▸ Raw records

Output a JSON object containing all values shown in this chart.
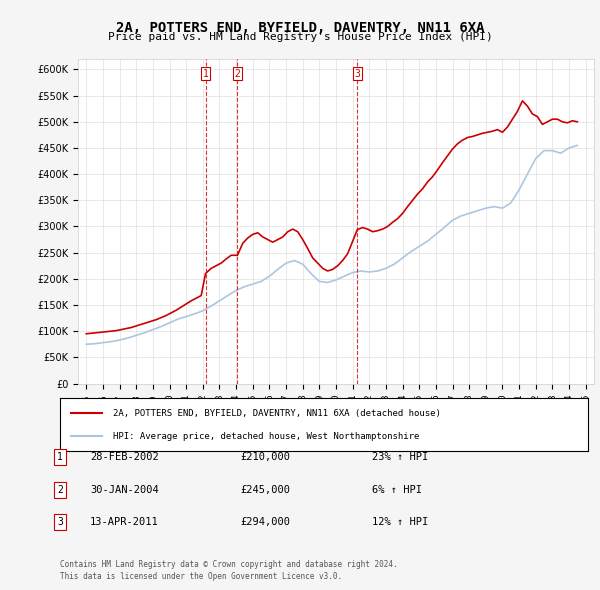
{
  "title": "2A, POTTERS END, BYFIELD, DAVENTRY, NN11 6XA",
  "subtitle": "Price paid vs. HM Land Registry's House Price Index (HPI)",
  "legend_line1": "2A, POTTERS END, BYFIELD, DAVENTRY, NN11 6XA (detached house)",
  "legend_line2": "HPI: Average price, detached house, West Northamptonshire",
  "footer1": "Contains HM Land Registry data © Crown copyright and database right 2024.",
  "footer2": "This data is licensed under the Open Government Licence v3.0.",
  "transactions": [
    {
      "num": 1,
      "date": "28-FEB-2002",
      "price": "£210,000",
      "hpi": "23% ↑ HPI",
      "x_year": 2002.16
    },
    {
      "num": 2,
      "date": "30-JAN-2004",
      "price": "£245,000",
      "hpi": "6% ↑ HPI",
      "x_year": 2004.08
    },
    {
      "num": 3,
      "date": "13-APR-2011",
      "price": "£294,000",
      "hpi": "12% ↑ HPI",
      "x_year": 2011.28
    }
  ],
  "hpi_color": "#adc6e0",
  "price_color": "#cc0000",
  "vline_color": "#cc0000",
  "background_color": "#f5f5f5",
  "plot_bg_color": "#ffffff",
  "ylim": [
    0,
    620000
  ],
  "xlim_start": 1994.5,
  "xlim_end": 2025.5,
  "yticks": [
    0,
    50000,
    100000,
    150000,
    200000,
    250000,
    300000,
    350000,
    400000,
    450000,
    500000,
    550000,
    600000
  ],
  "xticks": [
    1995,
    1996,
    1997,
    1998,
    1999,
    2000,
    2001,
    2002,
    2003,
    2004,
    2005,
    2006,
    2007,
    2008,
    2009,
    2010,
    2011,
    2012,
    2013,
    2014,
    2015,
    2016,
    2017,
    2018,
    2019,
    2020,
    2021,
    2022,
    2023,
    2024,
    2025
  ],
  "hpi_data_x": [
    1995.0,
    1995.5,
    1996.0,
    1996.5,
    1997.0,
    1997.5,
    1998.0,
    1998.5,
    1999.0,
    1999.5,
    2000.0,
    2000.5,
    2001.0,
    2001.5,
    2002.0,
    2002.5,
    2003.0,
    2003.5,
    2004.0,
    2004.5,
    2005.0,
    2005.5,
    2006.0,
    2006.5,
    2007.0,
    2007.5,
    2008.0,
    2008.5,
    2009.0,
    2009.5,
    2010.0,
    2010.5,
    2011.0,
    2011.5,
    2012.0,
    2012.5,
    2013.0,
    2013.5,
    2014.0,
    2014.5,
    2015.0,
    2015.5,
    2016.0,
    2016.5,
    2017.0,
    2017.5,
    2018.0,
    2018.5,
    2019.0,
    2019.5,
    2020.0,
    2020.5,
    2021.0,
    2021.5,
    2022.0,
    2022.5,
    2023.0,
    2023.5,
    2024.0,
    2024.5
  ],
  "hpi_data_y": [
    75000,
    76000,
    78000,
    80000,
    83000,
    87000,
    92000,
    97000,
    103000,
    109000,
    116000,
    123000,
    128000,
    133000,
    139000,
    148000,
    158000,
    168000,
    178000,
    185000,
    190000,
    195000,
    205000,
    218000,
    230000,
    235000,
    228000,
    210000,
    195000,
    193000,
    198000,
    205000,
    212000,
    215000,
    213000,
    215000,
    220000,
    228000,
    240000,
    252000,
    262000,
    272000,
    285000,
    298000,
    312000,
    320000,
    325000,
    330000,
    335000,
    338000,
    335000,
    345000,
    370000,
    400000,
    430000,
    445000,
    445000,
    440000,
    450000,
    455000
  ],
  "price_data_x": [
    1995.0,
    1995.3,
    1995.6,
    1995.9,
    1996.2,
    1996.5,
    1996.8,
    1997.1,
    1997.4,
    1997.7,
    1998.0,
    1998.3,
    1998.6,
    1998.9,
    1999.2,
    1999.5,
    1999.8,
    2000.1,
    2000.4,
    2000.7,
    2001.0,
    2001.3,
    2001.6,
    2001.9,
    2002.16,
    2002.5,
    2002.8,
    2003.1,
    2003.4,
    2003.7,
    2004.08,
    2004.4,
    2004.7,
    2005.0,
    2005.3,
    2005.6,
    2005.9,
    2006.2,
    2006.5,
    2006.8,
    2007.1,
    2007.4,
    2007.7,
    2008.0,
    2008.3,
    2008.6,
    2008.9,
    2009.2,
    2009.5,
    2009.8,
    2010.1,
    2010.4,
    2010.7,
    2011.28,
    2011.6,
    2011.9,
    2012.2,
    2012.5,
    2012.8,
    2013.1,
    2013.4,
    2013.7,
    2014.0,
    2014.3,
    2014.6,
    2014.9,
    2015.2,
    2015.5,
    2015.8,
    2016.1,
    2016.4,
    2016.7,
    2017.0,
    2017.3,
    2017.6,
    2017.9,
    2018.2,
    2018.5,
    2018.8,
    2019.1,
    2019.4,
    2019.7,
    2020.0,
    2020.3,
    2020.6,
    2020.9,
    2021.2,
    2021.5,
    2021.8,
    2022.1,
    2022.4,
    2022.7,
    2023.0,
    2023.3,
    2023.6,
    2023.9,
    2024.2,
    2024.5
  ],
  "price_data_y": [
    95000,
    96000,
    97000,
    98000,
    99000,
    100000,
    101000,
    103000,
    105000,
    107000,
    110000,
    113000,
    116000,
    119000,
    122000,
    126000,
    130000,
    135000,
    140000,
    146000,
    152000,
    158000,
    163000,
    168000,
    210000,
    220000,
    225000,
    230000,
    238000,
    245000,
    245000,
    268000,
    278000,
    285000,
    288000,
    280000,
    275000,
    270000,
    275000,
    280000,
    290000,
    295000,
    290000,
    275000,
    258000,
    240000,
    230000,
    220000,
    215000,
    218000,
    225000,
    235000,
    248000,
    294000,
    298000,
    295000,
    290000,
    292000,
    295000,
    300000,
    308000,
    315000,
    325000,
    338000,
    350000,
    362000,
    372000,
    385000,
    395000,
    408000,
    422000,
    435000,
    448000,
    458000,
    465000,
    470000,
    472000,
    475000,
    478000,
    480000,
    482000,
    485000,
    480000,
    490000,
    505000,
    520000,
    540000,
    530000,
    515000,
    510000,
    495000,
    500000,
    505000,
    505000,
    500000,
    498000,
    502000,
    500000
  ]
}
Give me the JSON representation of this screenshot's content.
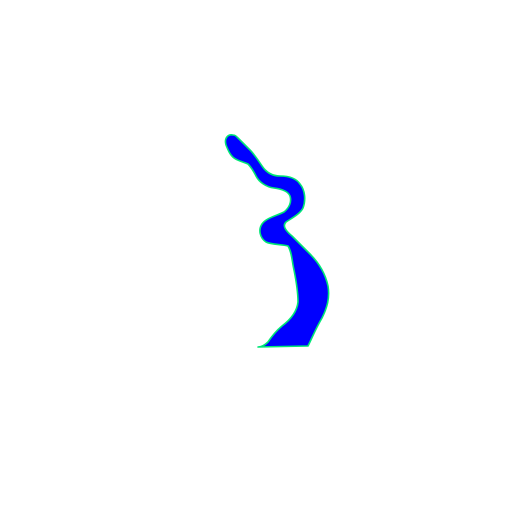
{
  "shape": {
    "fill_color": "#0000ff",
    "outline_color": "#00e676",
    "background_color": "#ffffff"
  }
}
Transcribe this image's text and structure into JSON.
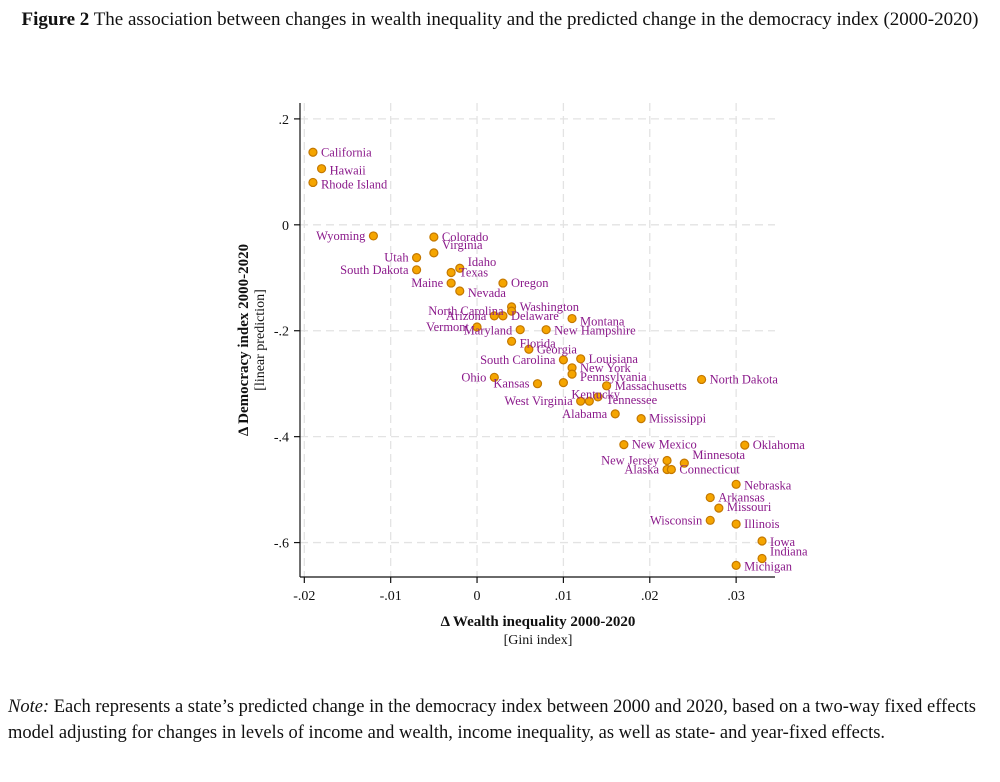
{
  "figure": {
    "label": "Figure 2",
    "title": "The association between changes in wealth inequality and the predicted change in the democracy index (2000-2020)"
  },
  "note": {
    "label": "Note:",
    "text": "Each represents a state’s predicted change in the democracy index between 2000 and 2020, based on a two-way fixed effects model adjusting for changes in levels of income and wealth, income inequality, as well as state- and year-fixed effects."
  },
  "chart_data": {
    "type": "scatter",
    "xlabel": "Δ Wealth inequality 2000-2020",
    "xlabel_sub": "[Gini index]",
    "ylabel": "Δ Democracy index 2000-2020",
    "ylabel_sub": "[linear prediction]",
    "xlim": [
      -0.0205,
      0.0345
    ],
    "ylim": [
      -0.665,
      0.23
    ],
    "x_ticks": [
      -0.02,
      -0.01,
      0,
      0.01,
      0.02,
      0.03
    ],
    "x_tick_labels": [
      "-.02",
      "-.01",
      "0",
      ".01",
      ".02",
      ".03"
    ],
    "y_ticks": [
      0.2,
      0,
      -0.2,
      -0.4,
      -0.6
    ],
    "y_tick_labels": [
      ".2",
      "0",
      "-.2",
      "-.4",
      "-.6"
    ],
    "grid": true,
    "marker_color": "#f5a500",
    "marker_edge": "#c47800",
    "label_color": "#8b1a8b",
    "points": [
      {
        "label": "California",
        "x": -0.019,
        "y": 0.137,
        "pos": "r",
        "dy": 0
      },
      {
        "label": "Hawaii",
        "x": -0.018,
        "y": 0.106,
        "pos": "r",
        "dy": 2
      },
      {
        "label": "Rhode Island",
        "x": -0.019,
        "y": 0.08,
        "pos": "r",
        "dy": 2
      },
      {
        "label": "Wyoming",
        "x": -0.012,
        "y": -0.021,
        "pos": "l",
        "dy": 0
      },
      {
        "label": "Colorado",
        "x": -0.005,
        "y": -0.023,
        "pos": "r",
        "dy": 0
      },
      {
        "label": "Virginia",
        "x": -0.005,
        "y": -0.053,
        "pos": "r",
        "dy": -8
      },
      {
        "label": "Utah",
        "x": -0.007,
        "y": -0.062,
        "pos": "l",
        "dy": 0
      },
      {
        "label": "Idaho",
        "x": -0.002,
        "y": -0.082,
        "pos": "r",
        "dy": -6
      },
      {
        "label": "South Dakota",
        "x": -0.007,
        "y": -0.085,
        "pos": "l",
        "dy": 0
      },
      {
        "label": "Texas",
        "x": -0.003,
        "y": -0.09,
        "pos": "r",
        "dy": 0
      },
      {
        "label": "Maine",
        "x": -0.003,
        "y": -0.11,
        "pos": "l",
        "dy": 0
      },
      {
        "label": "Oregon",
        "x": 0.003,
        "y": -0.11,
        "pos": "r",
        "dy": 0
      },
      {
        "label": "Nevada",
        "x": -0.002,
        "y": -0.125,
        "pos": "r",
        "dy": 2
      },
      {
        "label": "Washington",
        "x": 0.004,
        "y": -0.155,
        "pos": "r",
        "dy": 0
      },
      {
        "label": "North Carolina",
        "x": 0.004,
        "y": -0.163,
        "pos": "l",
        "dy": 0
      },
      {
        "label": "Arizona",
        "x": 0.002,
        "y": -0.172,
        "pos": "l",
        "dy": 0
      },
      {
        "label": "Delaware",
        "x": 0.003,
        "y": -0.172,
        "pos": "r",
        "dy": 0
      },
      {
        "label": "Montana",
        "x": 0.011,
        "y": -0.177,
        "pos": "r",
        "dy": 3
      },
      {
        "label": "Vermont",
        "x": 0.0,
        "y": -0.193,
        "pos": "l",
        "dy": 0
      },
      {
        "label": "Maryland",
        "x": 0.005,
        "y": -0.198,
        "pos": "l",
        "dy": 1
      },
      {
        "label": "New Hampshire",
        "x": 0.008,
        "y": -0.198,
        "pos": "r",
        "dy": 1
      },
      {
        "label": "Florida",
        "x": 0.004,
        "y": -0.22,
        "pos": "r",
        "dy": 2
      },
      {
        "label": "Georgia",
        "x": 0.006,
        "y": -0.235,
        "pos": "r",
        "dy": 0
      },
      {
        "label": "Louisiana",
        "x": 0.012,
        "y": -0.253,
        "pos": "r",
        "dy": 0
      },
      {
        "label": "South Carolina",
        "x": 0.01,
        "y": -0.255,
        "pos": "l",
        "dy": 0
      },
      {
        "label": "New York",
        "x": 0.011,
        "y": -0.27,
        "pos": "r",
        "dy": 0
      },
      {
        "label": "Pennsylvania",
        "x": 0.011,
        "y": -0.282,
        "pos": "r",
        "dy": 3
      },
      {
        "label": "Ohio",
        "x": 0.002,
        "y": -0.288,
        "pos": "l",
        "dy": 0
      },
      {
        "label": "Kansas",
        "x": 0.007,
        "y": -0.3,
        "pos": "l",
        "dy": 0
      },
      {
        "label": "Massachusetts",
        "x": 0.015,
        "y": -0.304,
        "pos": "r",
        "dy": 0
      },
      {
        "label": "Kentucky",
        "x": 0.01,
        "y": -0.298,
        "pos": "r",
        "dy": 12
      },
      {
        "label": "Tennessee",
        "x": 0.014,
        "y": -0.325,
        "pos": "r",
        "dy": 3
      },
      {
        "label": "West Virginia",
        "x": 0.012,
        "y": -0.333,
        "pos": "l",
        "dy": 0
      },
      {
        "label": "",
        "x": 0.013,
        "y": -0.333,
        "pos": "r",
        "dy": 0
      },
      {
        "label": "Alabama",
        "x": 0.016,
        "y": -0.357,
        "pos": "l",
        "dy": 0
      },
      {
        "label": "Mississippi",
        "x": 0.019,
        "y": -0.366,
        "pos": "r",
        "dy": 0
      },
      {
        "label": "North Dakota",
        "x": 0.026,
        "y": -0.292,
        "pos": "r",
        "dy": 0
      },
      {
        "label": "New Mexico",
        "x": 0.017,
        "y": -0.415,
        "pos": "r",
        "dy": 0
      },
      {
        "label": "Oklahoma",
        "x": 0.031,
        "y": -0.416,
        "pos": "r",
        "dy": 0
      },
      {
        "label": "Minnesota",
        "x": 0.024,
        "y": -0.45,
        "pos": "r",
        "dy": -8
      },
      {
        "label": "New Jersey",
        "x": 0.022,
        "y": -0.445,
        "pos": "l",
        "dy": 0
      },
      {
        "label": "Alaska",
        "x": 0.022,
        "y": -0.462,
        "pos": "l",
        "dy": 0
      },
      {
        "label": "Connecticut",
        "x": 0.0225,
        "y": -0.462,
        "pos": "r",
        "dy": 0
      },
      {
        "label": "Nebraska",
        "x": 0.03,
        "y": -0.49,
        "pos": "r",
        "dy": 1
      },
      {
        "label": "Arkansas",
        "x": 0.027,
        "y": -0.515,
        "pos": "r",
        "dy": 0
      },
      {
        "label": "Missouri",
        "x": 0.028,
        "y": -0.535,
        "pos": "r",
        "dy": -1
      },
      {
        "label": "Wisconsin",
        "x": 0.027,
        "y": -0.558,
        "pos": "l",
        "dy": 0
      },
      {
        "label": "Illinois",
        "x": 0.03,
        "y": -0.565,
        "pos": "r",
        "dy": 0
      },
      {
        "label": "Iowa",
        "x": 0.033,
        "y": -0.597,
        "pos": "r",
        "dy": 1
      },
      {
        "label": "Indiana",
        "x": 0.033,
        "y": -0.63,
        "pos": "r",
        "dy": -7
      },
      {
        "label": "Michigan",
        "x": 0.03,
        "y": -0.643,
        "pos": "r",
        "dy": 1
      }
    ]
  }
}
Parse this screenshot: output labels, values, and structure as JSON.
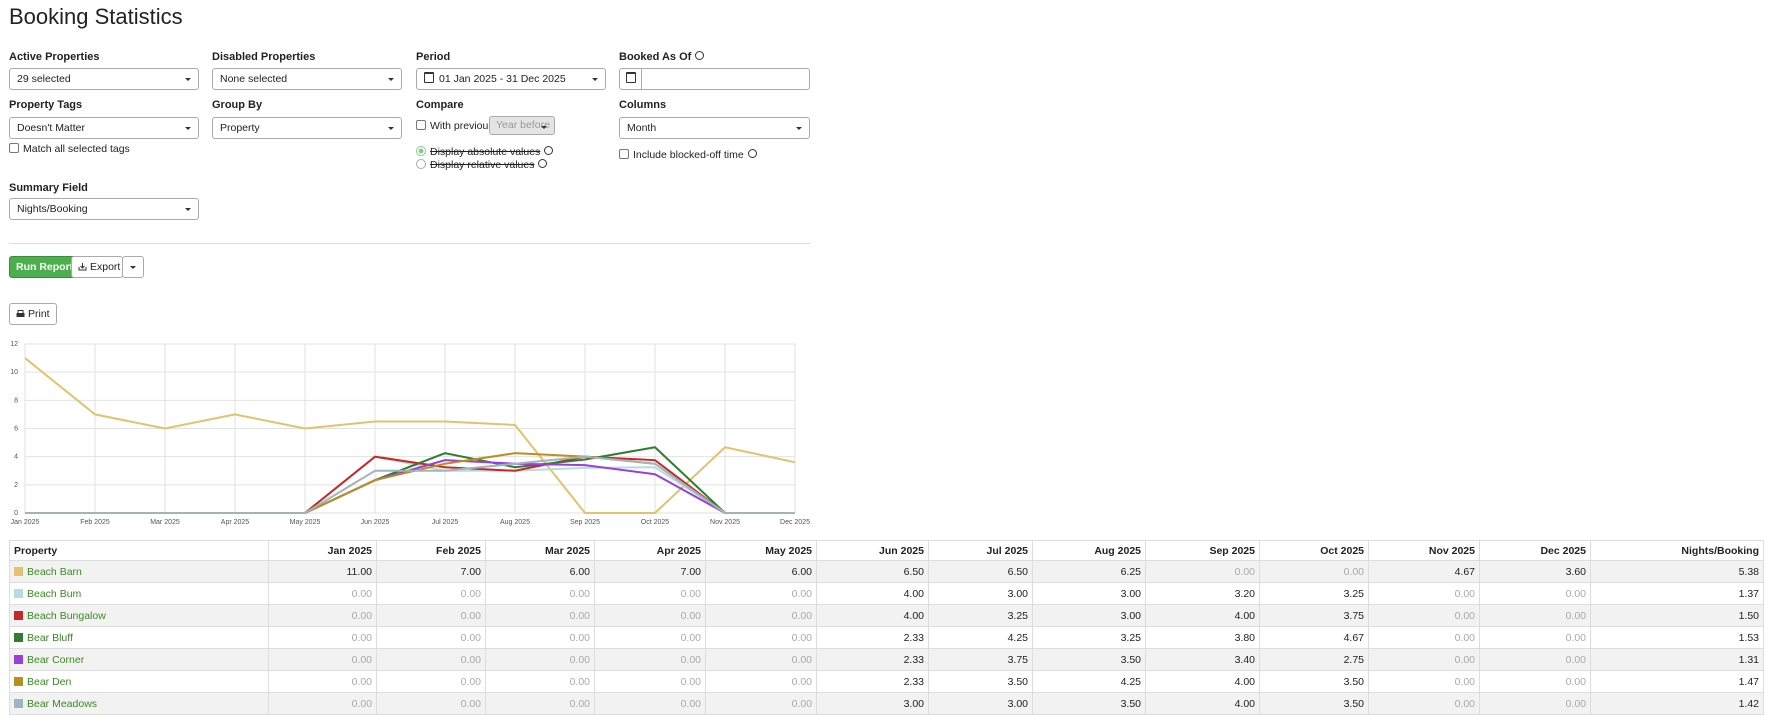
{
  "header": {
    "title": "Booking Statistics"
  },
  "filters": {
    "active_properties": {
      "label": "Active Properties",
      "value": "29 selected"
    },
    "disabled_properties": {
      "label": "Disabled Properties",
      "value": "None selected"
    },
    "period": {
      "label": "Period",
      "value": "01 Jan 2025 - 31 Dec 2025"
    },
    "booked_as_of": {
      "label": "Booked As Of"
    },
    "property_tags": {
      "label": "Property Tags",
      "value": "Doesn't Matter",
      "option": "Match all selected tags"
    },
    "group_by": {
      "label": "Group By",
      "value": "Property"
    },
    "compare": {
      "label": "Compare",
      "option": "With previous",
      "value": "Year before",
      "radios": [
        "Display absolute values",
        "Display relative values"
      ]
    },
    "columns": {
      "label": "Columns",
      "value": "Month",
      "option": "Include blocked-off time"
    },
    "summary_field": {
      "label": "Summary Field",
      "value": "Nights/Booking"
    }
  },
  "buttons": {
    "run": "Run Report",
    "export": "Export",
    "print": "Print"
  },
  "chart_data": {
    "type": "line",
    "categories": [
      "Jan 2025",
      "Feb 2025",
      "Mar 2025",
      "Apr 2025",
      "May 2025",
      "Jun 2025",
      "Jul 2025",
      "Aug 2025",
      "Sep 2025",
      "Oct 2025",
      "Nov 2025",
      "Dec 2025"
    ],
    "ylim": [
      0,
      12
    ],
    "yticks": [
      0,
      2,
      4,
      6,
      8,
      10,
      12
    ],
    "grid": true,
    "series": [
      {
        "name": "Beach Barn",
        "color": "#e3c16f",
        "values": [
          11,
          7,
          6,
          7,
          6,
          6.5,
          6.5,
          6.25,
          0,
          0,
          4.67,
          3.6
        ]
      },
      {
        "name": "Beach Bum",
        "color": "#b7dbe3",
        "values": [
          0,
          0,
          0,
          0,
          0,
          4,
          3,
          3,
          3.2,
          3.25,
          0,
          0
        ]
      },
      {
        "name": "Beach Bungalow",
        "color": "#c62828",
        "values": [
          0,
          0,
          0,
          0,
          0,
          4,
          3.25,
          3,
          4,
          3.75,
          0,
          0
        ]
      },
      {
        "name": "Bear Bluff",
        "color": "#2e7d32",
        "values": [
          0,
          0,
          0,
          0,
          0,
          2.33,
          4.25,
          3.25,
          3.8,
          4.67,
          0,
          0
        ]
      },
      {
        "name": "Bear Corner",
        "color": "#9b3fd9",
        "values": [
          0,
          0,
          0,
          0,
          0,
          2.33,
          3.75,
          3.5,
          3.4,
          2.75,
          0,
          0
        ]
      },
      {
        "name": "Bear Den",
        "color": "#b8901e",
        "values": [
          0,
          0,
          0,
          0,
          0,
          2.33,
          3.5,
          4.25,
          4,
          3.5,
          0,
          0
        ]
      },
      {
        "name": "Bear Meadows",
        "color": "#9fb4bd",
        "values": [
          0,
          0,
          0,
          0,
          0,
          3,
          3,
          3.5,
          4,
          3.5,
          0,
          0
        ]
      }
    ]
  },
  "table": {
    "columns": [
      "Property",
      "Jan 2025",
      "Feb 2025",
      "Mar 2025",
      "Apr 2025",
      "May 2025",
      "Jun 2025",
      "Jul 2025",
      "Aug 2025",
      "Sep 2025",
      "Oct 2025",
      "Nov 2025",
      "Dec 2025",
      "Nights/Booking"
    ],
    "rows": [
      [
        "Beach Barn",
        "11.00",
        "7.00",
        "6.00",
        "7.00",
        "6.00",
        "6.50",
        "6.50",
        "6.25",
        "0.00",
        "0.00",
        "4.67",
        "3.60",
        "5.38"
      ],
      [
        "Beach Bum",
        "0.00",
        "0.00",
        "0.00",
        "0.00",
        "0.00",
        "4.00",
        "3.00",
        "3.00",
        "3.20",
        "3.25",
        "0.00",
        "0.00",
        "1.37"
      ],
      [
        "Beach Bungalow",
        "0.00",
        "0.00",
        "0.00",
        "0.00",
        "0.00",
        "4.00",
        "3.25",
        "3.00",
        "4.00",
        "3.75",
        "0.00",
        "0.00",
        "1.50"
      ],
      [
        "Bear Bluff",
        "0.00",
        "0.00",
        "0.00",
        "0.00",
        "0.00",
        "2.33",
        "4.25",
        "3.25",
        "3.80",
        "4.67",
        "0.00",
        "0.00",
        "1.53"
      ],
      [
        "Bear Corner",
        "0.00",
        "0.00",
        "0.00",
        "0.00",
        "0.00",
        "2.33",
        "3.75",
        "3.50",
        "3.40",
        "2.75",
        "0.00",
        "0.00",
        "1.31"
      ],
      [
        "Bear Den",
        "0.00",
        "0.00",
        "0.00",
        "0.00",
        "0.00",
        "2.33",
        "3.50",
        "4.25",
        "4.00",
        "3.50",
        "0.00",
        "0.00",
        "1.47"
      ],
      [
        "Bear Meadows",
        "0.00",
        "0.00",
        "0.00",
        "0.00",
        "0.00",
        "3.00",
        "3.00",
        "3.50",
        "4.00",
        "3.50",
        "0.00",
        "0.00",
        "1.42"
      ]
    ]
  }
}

▸ Exercise brief
From the entries above, collect every line with the string "Bear" in it.

▸ Solved problem
        "name": "Bear Bluff",
        "name": "Bear Corner",
        "name": "Bear Den",
        "name": "Bear Meadows",
        "Bear Bluff",
        "Bear Corner",
        "Bear Den",
        "Bear Meadows",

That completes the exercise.